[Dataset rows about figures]
[start]
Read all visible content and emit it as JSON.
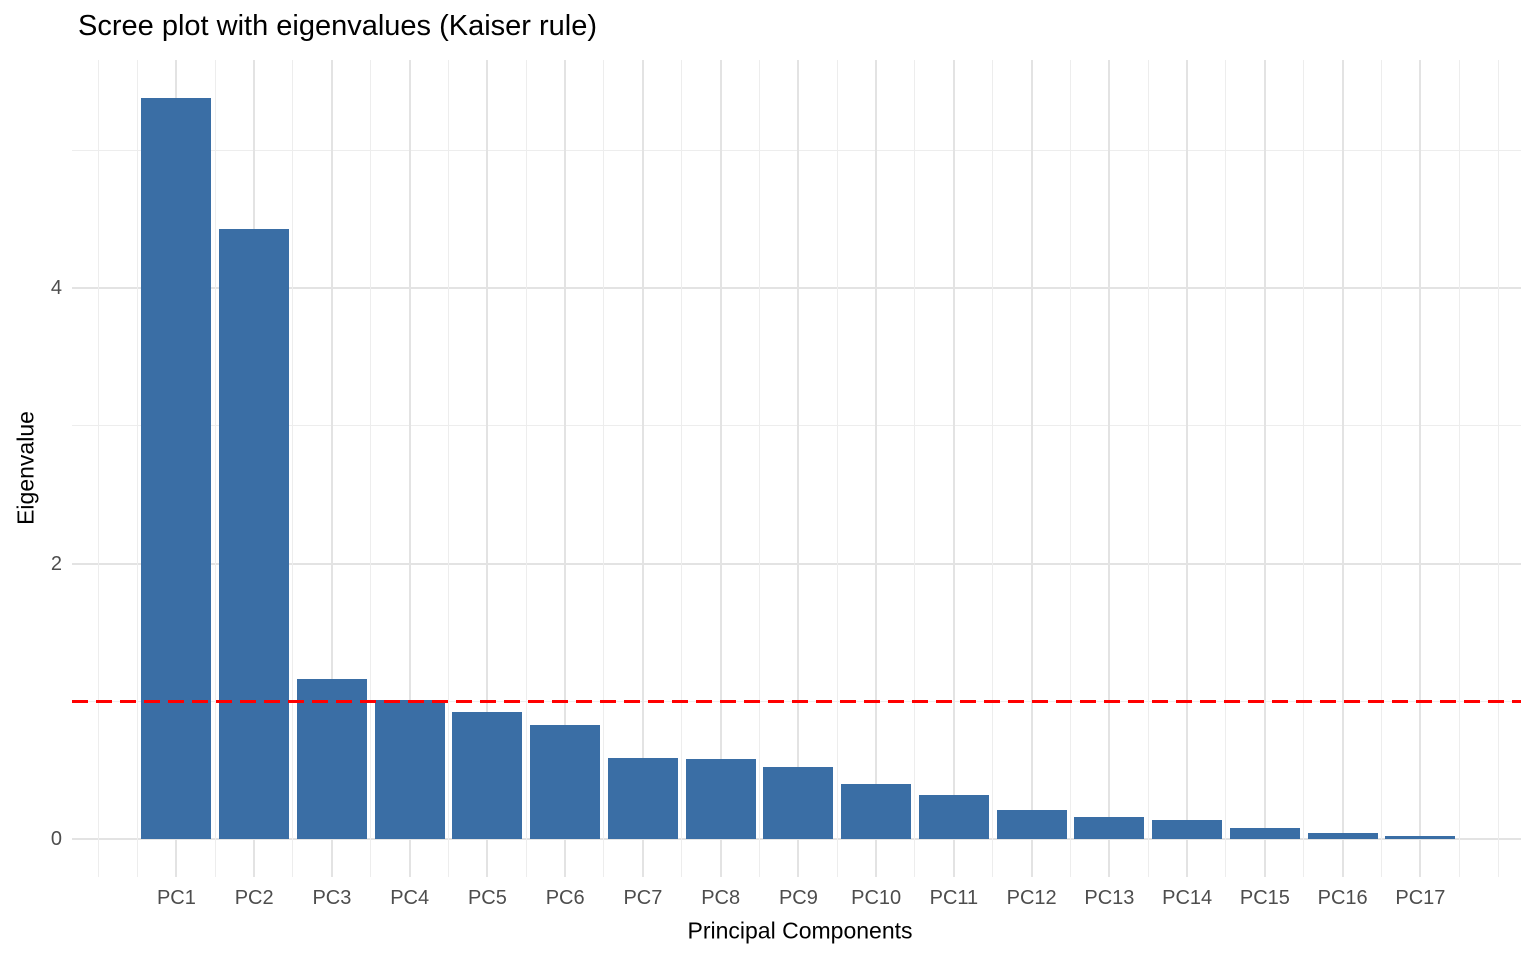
{
  "figure": {
    "title": "Scree plot with eigenvalues (Kaiser rule)"
  },
  "chart_data": {
    "type": "bar",
    "title": "Scree plot with eigenvalues (Kaiser rule)",
    "xlabel": "Principal Components",
    "ylabel": "Eigenvalue",
    "categories": [
      "PC1",
      "PC2",
      "PC3",
      "PC4",
      "PC5",
      "PC6",
      "PC7",
      "PC8",
      "PC9",
      "PC10",
      "PC11",
      "PC12",
      "PC13",
      "PC14",
      "PC15",
      "PC16",
      "PC17"
    ],
    "values": [
      5.38,
      4.43,
      1.16,
      1.01,
      0.92,
      0.83,
      0.59,
      0.58,
      0.52,
      0.4,
      0.32,
      0.21,
      0.16,
      0.14,
      0.08,
      0.04,
      0.02
    ],
    "y_ticks": [
      0,
      2,
      4
    ],
    "y_minor_ticks": [
      1,
      3,
      5
    ],
    "ylim": [
      -0.28,
      5.66
    ],
    "grid": "major+minor, light gray on white",
    "legend_position": "none",
    "bar_color": "#3a6ea5",
    "reference_line": {
      "name": "Kaiser rule threshold",
      "value": 1,
      "color": "#ff0000",
      "style": "dashed"
    }
  }
}
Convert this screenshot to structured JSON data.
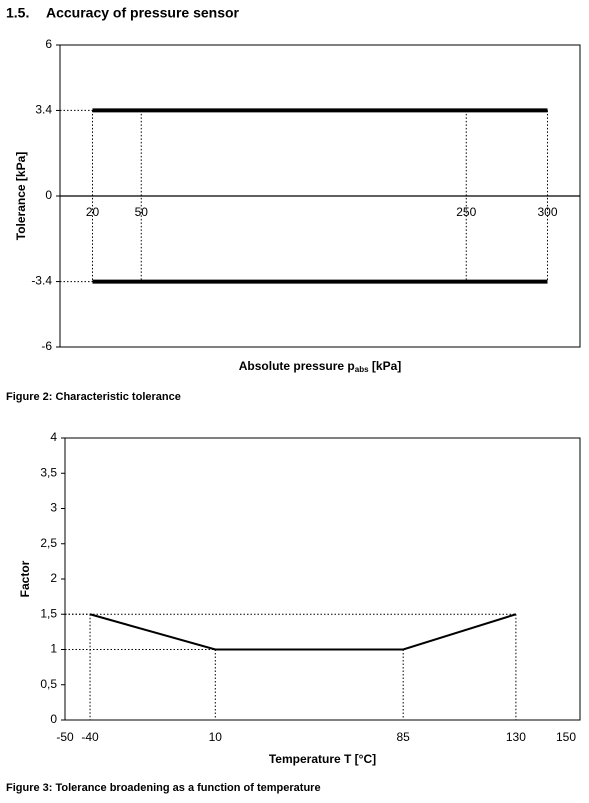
{
  "heading": {
    "number": "1.5.",
    "title": "Accuracy of pressure sensor"
  },
  "chart_data": [
    {
      "type": "line",
      "xlabel": {
        "text": "Absolute pressure p",
        "subscript": "abs",
        "suffix": " [kPa]"
      },
      "ylabel": "Tolerance [kPa]",
      "x": [
        20,
        300
      ],
      "series": [
        {
          "color": "#000000",
          "values": [
            3.4,
            3.4
          ]
        },
        {
          "color": "#000000",
          "values": [
            -3.4,
            -3.4
          ]
        }
      ],
      "xlim": [
        0,
        320
      ],
      "xticks": [
        20,
        50,
        250,
        300
      ],
      "ylim": [
        -6,
        6
      ],
      "yticks": [
        6,
        3.4,
        0,
        -3.4,
        -6
      ],
      "caption": "Figure 2:  Characteristic tolerance"
    },
    {
      "type": "line",
      "xlabel": {
        "text": "Temperature T [°C]"
      },
      "ylabel": "Factor",
      "x": [
        -40,
        10,
        85,
        130
      ],
      "series": [
        {
          "color": "#000000",
          "values": [
            1.5,
            1,
            1,
            1.5
          ]
        }
      ],
      "xlim": [
        -50,
        150
      ],
      "xticks": [
        -50,
        -40,
        10,
        85,
        130,
        150
      ],
      "ylim": [
        0,
        4
      ],
      "yticks": [
        0,
        {
          "value": 0.5,
          "label": "0,5"
        },
        1,
        {
          "value": 1.5,
          "label": "1,5"
        },
        2,
        {
          "value": 2.5,
          "label": "2,5"
        },
        3,
        {
          "value": 3.5,
          "label": "3,5"
        },
        4
      ],
      "caption": "Figure 3: Tolerance broadening as a function of temperature"
    }
  ]
}
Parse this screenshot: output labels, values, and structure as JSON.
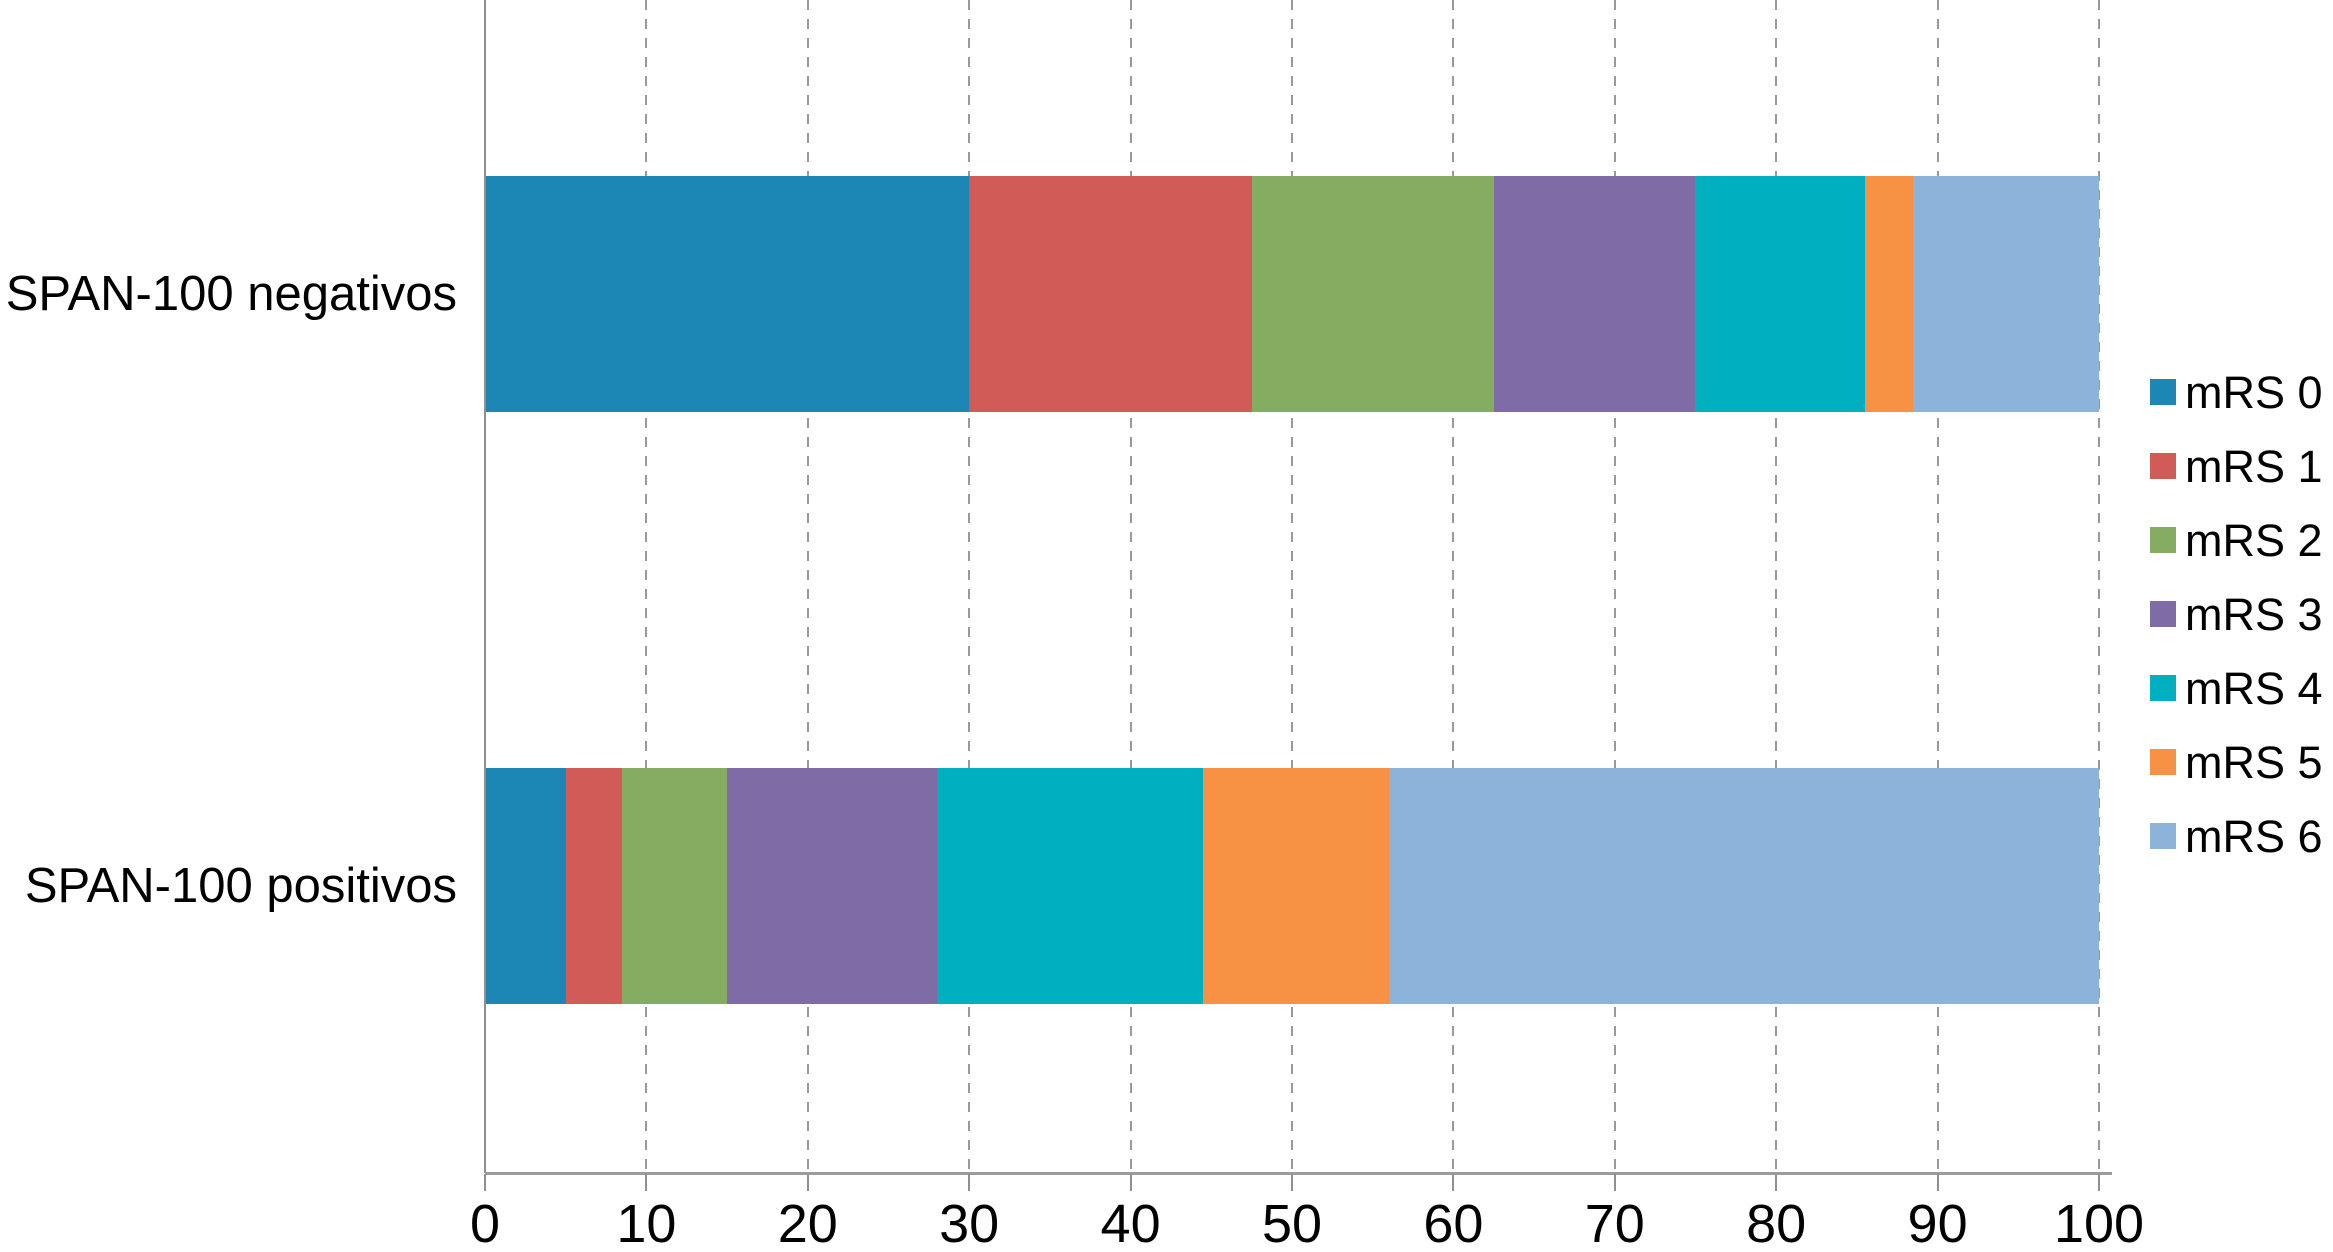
{
  "chart_data": {
    "type": "bar",
    "orientation": "horizontal",
    "stacked": true,
    "unit": "percent",
    "title": "",
    "xlabel": "",
    "ylabel": "",
    "categories": [
      "SPAN-100 negativos",
      "SPAN-100 positivos"
    ],
    "series": [
      {
        "name": "mRS 0",
        "color": "#1C87B5",
        "values": [
          30,
          5
        ]
      },
      {
        "name": "mRS 1",
        "color": "#D15B57",
        "values": [
          17.5,
          3.5
        ]
      },
      {
        "name": "mRS 2",
        "color": "#85AD61",
        "values": [
          15,
          6.5
        ]
      },
      {
        "name": "mRS 3",
        "color": "#7F6BA6",
        "values": [
          12.5,
          13
        ]
      },
      {
        "name": "mRS 4",
        "color": "#00AFC0",
        "values": [
          10.5,
          16.5
        ]
      },
      {
        "name": "mRS 5",
        "color": "#F79245",
        "values": [
          3,
          11.5
        ]
      },
      {
        "name": "mRS 6",
        "color": "#8CB4DB",
        "values": [
          11.5,
          44
        ]
      }
    ],
    "xlim": [
      0,
      100
    ],
    "xticks": [
      0,
      10,
      20,
      30,
      40,
      50,
      60,
      70,
      80,
      90,
      100
    ],
    "xtick_labels": [
      "0",
      "10",
      "20",
      "30",
      "40",
      "50",
      "60",
      "70",
      "80",
      "90",
      "100"
    ],
    "grid": "vertical-dashed",
    "legend_position": "right",
    "legend_labels": [
      "mRS 0",
      "mRS 1",
      "mRS 2",
      "mRS 3",
      "mRS 4",
      "mRS 5",
      "mRS 6"
    ],
    "axis_color": "#9b9b9b",
    "gridline_color": "#999999",
    "text_color": "#000000",
    "background_color": "#ffffff"
  }
}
[end]
Work to be completed | Reproduce the listing above exactly, excluding all pictures.

Full output |
Read all visible content and emit it as JSON.
{
  "figure": {
    "title": "Scree plot with eigenvalues (Kaiser rule)"
  },
  "chart_data": {
    "type": "bar",
    "title": "Scree plot with eigenvalues (Kaiser rule)",
    "xlabel": "Principal Components",
    "ylabel": "Eigenvalue",
    "categories": [
      "PC1",
      "PC2",
      "PC3",
      "PC4",
      "PC5",
      "PC6",
      "PC7",
      "PC8",
      "PC9",
      "PC10",
      "PC11",
      "PC12",
      "PC13",
      "PC14",
      "PC15",
      "PC16",
      "PC17"
    ],
    "values": [
      5.38,
      4.43,
      1.16,
      1.01,
      0.92,
      0.83,
      0.59,
      0.58,
      0.52,
      0.4,
      0.32,
      0.21,
      0.16,
      0.14,
      0.08,
      0.04,
      0.02
    ],
    "y_ticks": [
      0,
      2,
      4
    ],
    "y_minor_ticks": [
      1,
      3,
      5
    ],
    "ylim": [
      -0.28,
      5.66
    ],
    "grid": "major+minor, light gray on white",
    "legend_position": "none",
    "bar_color": "#3a6ea5",
    "reference_line": {
      "name": "Kaiser rule threshold",
      "value": 1,
      "color": "#ff0000",
      "style": "dashed"
    }
  }
}
Convert this screenshot to structured JSON data.
{
  "heading": {
    "number": "1.5.",
    "title": "Accuracy of pressure sensor"
  },
  "chart_data": [
    {
      "type": "line",
      "xlabel": {
        "text": "Absolute pressure p",
        "subscript": "abs",
        "suffix": " [kPa]"
      },
      "ylabel": "Tolerance [kPa]",
      "x": [
        20,
        300
      ],
      "series": [
        {
          "color": "#000000",
          "values": [
            3.4,
            3.4
          ]
        },
        {
          "color": "#000000",
          "values": [
            -3.4,
            -3.4
          ]
        }
      ],
      "xlim": [
        0,
        320
      ],
      "xticks": [
        20,
        50,
        250,
        300
      ],
      "ylim": [
        -6,
        6
      ],
      "yticks": [
        6,
        3.4,
        0,
        -3.4,
        -6
      ],
      "caption": "Figure 2:  Characteristic tolerance"
    },
    {
      "type": "line",
      "xlabel": {
        "text": "Temperature T [°C]"
      },
      "ylabel": "Factor",
      "x": [
        -40,
        10,
        85,
        130
      ],
      "series": [
        {
          "color": "#000000",
          "values": [
            1.5,
            1,
            1,
            1.5
          ]
        }
      ],
      "xlim": [
        -50,
        150
      ],
      "xticks": [
        -50,
        -40,
        10,
        85,
        130,
        150
      ],
      "ylim": [
        0,
        4
      ],
      "yticks": [
        0,
        {
          "value": 0.5,
          "label": "0,5"
        },
        1,
        {
          "value": 1.5,
          "label": "1,5"
        },
        2,
        {
          "value": 2.5,
          "label": "2,5"
        },
        3,
        {
          "value": 3.5,
          "label": "3,5"
        },
        4
      ],
      "caption": "Figure 3: Tolerance broadening as a function of temperature"
    }
  ]
}
Parse this screenshot: output labels, values, and structure as JSON.
{
  "chart_data": {
    "type": "bar",
    "orientation": "horizontal",
    "stacked": true,
    "unit": "percent",
    "title": "",
    "xlabel": "",
    "ylabel": "",
    "categories": [
      "SPAN-100 negativos",
      "SPAN-100 positivos"
    ],
    "series": [
      {
        "name": "mRS 0",
        "color": "#1C87B5",
        "values": [
          30,
          5
        ]
      },
      {
        "name": "mRS 1",
        "color": "#D15B57",
        "values": [
          17.5,
          3.5
        ]
      },
      {
        "name": "mRS 2",
        "color": "#85AD61",
        "values": [
          15,
          6.5
        ]
      },
      {
        "name": "mRS 3",
        "color": "#7F6BA6",
        "values": [
          12.5,
          13
        ]
      },
      {
        "name": "mRS 4",
        "color": "#00AFC0",
        "values": [
          10.5,
          16.5
        ]
      },
      {
        "name": "mRS 5",
        "color": "#F79245",
        "values": [
          3,
          11.5
        ]
      },
      {
        "name": "mRS 6",
        "color": "#8CB4DB",
        "values": [
          11.5,
          44
        ]
      }
    ],
    "xlim": [
      0,
      100
    ],
    "xticks": [
      0,
      10,
      20,
      30,
      40,
      50,
      60,
      70,
      80,
      90,
      100
    ],
    "xtick_labels": [
      "0",
      "10",
      "20",
      "30",
      "40",
      "50",
      "60",
      "70",
      "80",
      "90",
      "100"
    ],
    "grid": "vertical-dashed",
    "legend_position": "right",
    "legend_labels": [
      "mRS 0",
      "mRS 1",
      "mRS 2",
      "mRS 3",
      "mRS 4",
      "mRS 5",
      "mRS 6"
    ],
    "axis_color": "#9b9b9b",
    "gridline_color": "#999999",
    "text_color": "#000000",
    "background_color": "#ffffff"
  }
}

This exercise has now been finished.